**A listing:**
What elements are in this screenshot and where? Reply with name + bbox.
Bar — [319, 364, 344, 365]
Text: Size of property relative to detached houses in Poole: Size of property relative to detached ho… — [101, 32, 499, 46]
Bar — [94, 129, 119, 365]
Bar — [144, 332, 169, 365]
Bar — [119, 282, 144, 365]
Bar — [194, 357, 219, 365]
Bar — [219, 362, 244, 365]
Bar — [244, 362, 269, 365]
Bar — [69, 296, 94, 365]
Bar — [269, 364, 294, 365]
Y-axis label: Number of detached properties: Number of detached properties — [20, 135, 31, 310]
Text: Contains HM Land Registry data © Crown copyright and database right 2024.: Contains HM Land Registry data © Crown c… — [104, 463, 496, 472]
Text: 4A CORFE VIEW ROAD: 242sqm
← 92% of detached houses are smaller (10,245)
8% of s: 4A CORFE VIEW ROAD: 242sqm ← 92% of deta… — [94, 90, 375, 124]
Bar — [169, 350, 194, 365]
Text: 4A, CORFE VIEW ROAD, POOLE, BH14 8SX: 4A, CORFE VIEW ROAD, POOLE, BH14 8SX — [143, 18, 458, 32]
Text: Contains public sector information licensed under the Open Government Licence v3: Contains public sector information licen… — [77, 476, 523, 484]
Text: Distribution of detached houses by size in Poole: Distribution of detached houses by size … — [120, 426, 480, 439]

**Directive:** Can you recast every line of the listing above as a JSON list of strings, one string per line, with any blank lines left out?

**Right answer:**
[
  "What elements are in this screenshot and where? Reply with name + bbox.",
  "Bar — [319, 364, 344, 365]",
  "Text: Size of property relative to detached houses in Poole: Size of property relative to detached ho… — [101, 32, 499, 46]",
  "Bar — [94, 129, 119, 365]",
  "Bar — [144, 332, 169, 365]",
  "Bar — [119, 282, 144, 365]",
  "Bar — [194, 357, 219, 365]",
  "Bar — [219, 362, 244, 365]",
  "Bar — [244, 362, 269, 365]",
  "Bar — [69, 296, 94, 365]",
  "Bar — [269, 364, 294, 365]",
  "Y-axis label: Number of detached properties: Number of detached properties — [20, 135, 31, 310]",
  "Text: Contains HM Land Registry data © Crown copyright and database right 2024.: Contains HM Land Registry data © Crown c… — [104, 463, 496, 472]",
  "Text: 4A CORFE VIEW ROAD: 242sqm",
  "← 92% of detached houses are smaller (10,245)",
  "8% of s: 4A CORFE VIEW ROAD: 242sqm ← 92% of deta… — [94, 90, 375, 124]",
  "Bar — [169, 350, 194, 365]",
  "Text: 4A, CORFE VIEW ROAD, POOLE, BH14 8SX: 4A, CORFE VIEW ROAD, POOLE, BH14 8SX — [143, 18, 458, 32]",
  "Text: Contains public sector information licensed under the Open Government Licence v3: Contains public sector information licen… — [77, 476, 523, 484]",
  "Text: Distribution of detached houses by size in Poole: Distribution of detached houses by size … — [120, 426, 480, 439]"
]